WHAT THE EXERCISE ASKS:
Take each line containing "Содержание" and report it exactly as written.

DATA EXTRACT:
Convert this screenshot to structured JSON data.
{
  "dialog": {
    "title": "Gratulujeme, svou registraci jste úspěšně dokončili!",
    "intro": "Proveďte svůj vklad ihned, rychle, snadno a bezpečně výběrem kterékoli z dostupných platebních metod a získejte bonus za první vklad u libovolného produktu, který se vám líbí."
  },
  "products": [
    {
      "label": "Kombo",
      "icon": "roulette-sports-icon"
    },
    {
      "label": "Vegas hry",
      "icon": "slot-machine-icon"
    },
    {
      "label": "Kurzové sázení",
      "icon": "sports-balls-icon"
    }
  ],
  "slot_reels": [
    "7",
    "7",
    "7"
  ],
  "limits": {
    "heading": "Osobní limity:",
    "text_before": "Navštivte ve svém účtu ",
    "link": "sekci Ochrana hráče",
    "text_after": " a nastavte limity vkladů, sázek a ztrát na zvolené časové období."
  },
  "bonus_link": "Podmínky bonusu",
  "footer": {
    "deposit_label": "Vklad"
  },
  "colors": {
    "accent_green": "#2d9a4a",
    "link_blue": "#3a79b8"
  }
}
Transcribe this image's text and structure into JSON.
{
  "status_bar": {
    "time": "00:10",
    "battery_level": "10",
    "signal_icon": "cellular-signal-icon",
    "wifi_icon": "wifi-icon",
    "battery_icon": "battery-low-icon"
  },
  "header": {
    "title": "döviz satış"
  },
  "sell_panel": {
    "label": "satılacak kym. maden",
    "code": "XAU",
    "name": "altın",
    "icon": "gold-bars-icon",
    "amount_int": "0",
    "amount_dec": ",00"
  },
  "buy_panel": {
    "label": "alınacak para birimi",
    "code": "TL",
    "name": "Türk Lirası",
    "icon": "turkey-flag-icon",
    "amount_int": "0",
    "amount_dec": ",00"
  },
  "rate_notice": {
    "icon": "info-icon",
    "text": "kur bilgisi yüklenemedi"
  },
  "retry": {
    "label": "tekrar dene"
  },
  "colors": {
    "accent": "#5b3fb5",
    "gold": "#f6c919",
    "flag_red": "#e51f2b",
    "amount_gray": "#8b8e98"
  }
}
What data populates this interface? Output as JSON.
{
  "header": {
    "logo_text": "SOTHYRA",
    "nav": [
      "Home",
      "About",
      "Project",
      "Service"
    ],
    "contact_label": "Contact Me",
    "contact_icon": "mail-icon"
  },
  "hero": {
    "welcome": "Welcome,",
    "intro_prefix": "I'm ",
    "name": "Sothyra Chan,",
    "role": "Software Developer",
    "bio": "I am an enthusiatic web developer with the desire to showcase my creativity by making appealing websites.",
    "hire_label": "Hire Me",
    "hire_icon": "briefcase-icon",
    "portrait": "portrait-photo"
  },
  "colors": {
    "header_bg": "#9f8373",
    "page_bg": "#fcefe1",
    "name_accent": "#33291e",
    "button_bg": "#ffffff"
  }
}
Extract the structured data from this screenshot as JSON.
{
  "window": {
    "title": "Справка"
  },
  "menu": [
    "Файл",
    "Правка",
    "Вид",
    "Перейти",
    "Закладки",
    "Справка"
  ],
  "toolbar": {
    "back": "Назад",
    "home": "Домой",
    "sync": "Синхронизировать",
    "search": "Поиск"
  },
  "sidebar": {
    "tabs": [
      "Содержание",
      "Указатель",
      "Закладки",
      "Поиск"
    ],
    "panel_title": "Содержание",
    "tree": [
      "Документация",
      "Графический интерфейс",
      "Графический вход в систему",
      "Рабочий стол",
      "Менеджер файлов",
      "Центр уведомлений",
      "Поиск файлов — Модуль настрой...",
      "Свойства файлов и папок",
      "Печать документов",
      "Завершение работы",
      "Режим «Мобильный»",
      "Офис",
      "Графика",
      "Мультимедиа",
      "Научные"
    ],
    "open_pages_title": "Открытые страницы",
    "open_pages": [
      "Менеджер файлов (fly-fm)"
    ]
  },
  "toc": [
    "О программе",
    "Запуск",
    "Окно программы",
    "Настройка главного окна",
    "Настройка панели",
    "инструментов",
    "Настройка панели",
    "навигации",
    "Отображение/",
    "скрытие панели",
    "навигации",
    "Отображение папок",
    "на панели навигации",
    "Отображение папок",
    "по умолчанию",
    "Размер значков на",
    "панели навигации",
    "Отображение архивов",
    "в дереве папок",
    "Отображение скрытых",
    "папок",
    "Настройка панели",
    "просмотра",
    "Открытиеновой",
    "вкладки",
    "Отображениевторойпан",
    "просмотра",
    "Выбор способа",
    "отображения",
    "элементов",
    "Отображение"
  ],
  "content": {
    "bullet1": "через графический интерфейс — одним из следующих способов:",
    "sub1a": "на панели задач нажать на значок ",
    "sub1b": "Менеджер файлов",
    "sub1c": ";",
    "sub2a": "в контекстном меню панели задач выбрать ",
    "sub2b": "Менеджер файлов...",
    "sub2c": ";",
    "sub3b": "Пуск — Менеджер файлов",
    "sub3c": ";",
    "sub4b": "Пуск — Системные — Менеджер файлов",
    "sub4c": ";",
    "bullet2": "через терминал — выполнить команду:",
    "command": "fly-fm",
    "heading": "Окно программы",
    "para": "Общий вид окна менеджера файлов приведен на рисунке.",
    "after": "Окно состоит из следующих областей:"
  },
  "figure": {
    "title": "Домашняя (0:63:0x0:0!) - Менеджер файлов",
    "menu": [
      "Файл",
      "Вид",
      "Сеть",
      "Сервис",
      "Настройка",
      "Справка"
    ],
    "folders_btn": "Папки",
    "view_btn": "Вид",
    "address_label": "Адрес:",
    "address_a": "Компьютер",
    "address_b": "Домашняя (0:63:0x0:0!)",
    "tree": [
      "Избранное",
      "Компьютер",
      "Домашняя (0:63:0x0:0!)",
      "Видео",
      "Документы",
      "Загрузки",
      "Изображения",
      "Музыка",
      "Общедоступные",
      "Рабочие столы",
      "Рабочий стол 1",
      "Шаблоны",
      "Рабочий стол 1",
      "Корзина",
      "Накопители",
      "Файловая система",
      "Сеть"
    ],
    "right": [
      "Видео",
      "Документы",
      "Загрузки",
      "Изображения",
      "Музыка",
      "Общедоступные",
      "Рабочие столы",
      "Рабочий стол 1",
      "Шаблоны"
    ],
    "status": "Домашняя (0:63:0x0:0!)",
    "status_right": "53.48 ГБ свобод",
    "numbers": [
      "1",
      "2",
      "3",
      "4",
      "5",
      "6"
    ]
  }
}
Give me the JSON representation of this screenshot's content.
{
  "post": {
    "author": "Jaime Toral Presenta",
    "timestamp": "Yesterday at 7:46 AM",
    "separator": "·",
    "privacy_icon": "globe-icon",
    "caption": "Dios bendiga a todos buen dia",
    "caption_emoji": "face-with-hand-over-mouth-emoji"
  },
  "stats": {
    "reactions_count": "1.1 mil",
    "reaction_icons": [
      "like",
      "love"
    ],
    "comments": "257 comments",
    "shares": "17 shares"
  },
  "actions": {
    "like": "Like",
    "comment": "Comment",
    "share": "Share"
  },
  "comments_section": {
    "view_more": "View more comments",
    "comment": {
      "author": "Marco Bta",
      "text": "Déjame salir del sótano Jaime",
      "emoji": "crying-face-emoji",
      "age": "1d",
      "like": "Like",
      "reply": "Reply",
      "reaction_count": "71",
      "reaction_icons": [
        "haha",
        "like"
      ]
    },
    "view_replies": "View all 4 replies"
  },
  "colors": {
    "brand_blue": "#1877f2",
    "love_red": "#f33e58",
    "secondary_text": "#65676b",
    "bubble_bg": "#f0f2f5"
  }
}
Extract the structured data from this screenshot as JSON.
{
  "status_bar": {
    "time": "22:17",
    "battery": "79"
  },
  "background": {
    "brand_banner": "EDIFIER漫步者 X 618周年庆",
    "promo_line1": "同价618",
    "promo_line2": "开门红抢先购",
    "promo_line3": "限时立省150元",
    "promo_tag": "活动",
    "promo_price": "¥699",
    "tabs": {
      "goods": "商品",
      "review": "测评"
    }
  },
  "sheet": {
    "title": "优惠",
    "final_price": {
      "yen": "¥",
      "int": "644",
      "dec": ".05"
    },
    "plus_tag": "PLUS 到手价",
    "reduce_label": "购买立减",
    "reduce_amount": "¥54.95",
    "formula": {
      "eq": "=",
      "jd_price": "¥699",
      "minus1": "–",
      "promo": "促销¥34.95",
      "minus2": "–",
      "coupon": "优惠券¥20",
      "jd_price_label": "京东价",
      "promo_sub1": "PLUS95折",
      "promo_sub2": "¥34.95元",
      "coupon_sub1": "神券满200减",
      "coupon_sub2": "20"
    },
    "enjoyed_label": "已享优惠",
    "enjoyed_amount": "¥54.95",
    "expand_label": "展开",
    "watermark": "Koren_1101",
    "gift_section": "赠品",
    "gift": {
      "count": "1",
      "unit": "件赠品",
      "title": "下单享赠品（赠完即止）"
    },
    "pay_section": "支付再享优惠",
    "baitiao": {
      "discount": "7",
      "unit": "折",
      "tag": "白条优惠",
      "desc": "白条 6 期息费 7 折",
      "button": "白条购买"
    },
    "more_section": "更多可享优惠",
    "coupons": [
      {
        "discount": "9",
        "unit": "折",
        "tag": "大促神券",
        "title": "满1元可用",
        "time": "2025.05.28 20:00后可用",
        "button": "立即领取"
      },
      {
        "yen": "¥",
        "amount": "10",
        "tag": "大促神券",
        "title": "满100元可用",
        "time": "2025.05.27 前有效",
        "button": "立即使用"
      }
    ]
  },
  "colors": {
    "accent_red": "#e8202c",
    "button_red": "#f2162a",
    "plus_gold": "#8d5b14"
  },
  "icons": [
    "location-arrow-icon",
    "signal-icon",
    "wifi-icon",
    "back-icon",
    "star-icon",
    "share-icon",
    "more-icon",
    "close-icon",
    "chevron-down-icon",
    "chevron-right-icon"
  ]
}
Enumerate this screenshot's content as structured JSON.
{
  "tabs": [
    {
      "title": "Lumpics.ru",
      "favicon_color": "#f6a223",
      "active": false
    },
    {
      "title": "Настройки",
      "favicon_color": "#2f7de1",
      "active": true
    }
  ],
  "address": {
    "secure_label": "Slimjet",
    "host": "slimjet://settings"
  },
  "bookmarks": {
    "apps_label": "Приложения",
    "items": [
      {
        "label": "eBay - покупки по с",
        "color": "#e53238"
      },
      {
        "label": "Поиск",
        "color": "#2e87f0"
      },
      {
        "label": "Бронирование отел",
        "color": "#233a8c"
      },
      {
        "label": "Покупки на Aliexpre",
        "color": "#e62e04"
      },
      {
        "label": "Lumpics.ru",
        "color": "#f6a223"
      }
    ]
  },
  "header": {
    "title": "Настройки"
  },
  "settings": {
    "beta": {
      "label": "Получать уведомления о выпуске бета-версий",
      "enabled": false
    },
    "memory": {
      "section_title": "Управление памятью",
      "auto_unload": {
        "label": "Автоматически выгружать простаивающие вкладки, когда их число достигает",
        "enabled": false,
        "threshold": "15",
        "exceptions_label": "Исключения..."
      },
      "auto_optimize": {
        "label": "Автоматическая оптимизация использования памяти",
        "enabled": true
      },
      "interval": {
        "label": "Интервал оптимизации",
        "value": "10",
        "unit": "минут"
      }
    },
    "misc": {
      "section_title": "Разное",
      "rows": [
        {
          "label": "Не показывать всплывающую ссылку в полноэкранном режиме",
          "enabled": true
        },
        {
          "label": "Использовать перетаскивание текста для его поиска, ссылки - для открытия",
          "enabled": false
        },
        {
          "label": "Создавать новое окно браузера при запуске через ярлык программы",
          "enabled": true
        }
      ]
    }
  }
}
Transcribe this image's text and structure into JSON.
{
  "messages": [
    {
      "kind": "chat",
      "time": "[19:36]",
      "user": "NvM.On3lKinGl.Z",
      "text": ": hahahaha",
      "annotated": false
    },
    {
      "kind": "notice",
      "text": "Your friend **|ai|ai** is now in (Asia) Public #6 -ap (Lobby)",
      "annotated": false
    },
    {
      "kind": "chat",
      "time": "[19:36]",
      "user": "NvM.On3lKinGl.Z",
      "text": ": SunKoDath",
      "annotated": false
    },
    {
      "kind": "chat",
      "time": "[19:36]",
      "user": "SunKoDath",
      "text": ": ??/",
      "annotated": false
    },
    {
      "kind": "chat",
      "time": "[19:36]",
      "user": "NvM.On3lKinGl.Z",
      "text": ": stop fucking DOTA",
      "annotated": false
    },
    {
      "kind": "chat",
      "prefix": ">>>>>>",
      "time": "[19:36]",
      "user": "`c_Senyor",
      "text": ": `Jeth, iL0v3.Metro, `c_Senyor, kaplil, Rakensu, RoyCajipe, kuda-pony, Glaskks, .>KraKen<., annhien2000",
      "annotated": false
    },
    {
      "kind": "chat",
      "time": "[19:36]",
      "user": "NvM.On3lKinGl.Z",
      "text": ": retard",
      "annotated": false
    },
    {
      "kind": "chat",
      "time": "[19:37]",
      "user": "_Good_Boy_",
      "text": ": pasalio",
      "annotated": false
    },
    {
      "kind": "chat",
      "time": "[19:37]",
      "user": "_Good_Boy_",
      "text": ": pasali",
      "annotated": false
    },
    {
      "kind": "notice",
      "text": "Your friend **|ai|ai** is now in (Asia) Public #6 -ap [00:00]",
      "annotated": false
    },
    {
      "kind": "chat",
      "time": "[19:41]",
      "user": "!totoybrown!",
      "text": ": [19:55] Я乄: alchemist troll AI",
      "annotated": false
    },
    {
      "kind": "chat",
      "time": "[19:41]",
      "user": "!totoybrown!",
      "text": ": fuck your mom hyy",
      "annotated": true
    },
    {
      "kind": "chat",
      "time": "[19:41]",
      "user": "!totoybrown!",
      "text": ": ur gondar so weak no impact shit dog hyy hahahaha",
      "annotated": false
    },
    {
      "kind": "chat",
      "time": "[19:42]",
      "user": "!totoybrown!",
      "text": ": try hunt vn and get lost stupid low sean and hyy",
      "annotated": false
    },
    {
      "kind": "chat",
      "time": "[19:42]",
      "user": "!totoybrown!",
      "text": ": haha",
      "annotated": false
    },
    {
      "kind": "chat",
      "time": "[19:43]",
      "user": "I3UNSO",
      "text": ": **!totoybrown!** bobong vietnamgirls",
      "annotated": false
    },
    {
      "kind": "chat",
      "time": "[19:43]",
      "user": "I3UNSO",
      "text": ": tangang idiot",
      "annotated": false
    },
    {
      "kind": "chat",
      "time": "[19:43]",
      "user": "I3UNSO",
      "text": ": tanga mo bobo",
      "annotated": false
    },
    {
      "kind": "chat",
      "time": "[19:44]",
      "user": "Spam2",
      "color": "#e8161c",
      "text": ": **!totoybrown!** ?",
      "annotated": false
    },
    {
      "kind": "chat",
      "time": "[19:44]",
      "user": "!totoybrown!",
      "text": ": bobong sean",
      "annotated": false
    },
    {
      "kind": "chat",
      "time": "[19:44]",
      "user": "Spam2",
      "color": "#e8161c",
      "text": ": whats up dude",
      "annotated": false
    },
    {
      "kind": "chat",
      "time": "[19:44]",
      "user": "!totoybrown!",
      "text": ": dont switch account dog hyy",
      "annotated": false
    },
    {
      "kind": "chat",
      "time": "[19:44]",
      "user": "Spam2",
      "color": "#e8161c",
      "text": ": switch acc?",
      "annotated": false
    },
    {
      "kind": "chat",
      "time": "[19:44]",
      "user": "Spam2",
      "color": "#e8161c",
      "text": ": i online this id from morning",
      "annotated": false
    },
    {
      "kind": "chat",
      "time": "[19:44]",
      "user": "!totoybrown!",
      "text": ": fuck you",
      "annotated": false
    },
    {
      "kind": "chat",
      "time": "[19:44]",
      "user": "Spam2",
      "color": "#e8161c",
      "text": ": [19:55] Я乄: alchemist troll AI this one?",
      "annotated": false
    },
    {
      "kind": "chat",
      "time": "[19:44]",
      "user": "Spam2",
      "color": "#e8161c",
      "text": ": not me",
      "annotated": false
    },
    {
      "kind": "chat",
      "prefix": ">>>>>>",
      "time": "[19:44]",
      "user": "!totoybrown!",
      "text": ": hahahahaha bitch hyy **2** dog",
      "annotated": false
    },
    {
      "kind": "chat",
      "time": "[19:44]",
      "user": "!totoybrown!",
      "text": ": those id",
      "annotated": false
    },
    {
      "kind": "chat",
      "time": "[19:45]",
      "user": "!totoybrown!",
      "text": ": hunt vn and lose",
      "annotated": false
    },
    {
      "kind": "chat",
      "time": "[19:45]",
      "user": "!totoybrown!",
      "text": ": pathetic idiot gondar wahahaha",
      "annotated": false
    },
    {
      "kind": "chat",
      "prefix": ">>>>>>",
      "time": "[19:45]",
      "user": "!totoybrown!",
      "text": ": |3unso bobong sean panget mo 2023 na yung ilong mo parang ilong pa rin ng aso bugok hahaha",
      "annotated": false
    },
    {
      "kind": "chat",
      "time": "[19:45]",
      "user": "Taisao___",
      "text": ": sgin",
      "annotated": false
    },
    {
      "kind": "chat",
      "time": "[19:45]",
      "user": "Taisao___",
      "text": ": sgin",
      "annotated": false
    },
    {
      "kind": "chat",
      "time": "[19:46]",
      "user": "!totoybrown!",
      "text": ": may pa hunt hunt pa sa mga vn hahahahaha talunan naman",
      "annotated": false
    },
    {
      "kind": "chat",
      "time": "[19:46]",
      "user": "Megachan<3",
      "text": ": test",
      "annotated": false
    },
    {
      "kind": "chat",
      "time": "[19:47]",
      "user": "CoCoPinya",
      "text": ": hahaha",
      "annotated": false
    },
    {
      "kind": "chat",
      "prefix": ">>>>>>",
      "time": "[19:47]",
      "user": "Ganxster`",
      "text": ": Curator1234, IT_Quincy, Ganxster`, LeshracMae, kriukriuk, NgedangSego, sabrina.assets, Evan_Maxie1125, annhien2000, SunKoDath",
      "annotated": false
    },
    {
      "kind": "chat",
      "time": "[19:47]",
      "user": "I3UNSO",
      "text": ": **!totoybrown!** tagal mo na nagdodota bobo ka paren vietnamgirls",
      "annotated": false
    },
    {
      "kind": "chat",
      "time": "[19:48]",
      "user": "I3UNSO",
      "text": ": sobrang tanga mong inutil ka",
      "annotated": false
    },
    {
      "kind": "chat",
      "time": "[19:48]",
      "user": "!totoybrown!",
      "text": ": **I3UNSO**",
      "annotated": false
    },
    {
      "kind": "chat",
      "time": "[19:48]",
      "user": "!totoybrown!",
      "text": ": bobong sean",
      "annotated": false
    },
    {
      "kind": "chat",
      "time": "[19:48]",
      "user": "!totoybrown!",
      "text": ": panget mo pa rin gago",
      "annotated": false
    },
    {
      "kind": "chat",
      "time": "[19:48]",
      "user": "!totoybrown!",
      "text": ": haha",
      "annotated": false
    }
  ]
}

OUTPUT FOR THIS TASK:
      "Содержание",
    "panel_title": "Содержание",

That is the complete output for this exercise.